# TASK OBJECTIVE:
Check each line of the listing, and copy it if it contains the word "through".
★ ★ ★ ★
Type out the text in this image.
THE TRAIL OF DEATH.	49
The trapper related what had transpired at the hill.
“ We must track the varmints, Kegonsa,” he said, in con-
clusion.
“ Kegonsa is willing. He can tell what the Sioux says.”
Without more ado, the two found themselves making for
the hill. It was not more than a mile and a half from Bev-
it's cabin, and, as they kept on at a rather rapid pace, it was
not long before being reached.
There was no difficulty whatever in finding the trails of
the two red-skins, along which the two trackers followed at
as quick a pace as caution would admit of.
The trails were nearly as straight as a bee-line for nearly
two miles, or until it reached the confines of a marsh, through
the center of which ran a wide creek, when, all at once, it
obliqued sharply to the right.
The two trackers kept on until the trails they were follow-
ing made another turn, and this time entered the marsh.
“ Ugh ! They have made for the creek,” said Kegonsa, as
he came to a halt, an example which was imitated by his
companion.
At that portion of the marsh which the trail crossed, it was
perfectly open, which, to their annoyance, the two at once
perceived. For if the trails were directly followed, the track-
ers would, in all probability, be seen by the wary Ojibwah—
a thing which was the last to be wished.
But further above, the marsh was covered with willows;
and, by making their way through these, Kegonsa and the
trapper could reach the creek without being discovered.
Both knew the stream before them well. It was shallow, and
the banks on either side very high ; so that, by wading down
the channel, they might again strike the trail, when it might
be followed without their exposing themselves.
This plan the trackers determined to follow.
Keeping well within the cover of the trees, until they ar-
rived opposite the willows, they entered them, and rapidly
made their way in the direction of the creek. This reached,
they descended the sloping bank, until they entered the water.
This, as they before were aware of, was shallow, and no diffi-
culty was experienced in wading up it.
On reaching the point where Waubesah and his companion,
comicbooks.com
★ ★ ★ ★
# TASK ANSWER:
two miles, or until it reached the confines of a marsh, through
and, by making their way through these, Kegonsa and the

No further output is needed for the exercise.